* Begin DATA FOR THIS EXERCISE *

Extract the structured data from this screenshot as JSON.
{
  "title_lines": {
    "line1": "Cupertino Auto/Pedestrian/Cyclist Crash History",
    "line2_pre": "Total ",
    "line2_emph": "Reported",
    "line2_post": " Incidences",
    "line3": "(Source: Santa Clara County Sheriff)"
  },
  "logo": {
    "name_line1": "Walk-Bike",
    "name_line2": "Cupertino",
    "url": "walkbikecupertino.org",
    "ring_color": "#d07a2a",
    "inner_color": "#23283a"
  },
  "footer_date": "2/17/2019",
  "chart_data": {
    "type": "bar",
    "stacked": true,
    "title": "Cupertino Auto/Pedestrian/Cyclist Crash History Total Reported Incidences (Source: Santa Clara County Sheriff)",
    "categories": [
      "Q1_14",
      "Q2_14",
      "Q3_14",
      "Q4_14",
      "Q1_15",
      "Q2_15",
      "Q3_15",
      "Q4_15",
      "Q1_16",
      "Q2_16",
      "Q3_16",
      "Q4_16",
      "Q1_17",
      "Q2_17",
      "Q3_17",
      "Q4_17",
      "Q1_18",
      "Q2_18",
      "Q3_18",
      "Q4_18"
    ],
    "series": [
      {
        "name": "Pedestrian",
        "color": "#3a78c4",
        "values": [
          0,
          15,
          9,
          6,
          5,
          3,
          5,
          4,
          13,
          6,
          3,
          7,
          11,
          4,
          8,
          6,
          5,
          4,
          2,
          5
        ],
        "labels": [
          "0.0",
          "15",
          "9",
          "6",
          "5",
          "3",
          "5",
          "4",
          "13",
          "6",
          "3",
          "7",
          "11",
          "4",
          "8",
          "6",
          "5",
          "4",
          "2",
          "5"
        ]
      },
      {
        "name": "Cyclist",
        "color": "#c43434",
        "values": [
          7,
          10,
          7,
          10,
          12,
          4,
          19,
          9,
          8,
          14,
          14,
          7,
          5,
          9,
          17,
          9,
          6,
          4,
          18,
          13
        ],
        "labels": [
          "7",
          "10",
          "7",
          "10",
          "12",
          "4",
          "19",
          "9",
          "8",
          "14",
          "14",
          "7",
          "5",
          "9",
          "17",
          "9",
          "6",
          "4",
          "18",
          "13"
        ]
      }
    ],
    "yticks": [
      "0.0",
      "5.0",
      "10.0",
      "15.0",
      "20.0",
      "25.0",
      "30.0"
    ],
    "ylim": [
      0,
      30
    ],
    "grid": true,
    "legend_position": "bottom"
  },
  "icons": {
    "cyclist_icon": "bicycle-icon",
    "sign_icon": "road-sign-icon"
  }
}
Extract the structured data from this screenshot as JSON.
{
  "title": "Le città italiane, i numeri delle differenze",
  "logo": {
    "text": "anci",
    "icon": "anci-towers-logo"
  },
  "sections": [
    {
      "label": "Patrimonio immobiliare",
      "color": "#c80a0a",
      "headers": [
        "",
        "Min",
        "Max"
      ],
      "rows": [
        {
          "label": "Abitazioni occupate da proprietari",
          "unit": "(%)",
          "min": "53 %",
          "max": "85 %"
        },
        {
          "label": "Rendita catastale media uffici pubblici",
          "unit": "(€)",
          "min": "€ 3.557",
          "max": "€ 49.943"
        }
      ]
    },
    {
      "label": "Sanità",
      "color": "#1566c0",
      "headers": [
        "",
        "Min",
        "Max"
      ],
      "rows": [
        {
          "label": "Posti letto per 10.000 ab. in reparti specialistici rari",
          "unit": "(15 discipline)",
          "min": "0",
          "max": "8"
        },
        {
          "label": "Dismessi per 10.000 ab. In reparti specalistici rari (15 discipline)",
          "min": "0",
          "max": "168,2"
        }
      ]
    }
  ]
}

* End DATA FOR THIS EXERCISE *

> **TASK BRIEF**
Each line of the material above must be retyped precisely.

> **ANSWER IN FULL**
Extract the structured data from this screenshot as JSON.
{
  "title_lines": {
    "line1": "Cupertino Auto/Pedestrian/Cyclist Crash History",
    "line2_pre": "Total ",
    "line2_emph": "Reported",
    "line2_post": " Incidences",
    "line3": "(Source: Santa Clara County Sheriff)"
  },
  "logo": {
    "name_line1": "Walk-Bike",
    "name_line2": "Cupertino",
    "url": "walkbikecupertino.org",
    "ring_color": "#d07a2a",
    "inner_color": "#23283a"
  },
  "footer_date": "2/17/2019",
  "chart_data": {
    "type": "bar",
    "stacked": true,
    "title": "Cupertino Auto/Pedestrian/Cyclist Crash History Total Reported Incidences (Source: Santa Clara County Sheriff)",
    "categories": [
      "Q1_14",
      "Q2_14",
      "Q3_14",
      "Q4_14",
      "Q1_15",
      "Q2_15",
      "Q3_15",
      "Q4_15",
      "Q1_16",
      "Q2_16",
      "Q3_16",
      "Q4_16",
      "Q1_17",
      "Q2_17",
      "Q3_17",
      "Q4_17",
      "Q1_18",
      "Q2_18",
      "Q3_18",
      "Q4_18"
    ],
    "series": [
      {
        "name": "Pedestrian",
        "color": "#3a78c4",
        "values": [
          0,
          15,
          9,
          6,
          5,
          3,
          5,
          4,
          13,
          6,
          3,
          7,
          11,
          4,
          8,
          6,
          5,
          4,
          2,
          5
        ],
        "labels": [
          "0.0",
          "15",
          "9",
          "6",
          "5",
          "3",
          "5",
          "4",
          "13",
          "6",
          "3",
          "7",
          "11",
          "4",
          "8",
          "6",
          "5",
          "4",
          "2",
          "5"
        ]
      },
      {
        "name": "Cyclist",
        "color": "#c43434",
        "values": [
          7,
          10,
          7,
          10,
          12,
          4,
          19,
          9,
          8,
          14,
          14,
          7,
          5,
          9,
          17,
          9,
          6,
          4,
          18,
          13
        ],
        "labels": [
          "7",
          "10",
          "7",
          "10",
          "12",
          "4",
          "19",
          "9",
          "8",
          "14",
          "14",
          "7",
          "5",
          "9",
          "17",
          "9",
          "6",
          "4",
          "18",
          "13"
        ]
      }
    ],
    "yticks": [
      "0.0",
      "5.0",
      "10.0",
      "15.0",
      "20.0",
      "25.0",
      "30.0"
    ],
    "ylim": [
      0,
      30
    ],
    "grid": true,
    "legend_position": "bottom"
  },
  "icons": {
    "cyclist_icon": "bicycle-icon",
    "sign_icon": "road-sign-icon"
  }
}
Extract the structured data from this screenshot as JSON.
{
  "title": "Le città italiane, i numeri delle differenze",
  "logo": {
    "text": "anci",
    "icon": "anci-towers-logo"
  },
  "sections": [
    {
      "label": "Patrimonio immobiliare",
      "color": "#c80a0a",
      "headers": [
        "",
        "Min",
        "Max"
      ],
      "rows": [
        {
          "label": "Abitazioni occupate da proprietari",
          "unit": "(%)",
          "min": "53 %",
          "max": "85 %"
        },
        {
          "label": "Rendita catastale media uffici pubblici",
          "unit": "(€)",
          "min": "€ 3.557",
          "max": "€ 49.943"
        }
      ]
    },
    {
      "label": "Sanità",
      "color": "#1566c0",
      "headers": [
        "",
        "Min",
        "Max"
      ],
      "rows": [
        {
          "label": "Posti letto per 10.000 ab. in reparti specialistici rari",
          "unit": "(15 discipline)",
          "min": "0",
          "max": "8"
        },
        {
          "label": "Dismessi per 10.000 ab. In reparti specalistici rari (15 discipline)",
          "min": "0",
          "max": "168,2"
        }
      ]
    }
  ]
}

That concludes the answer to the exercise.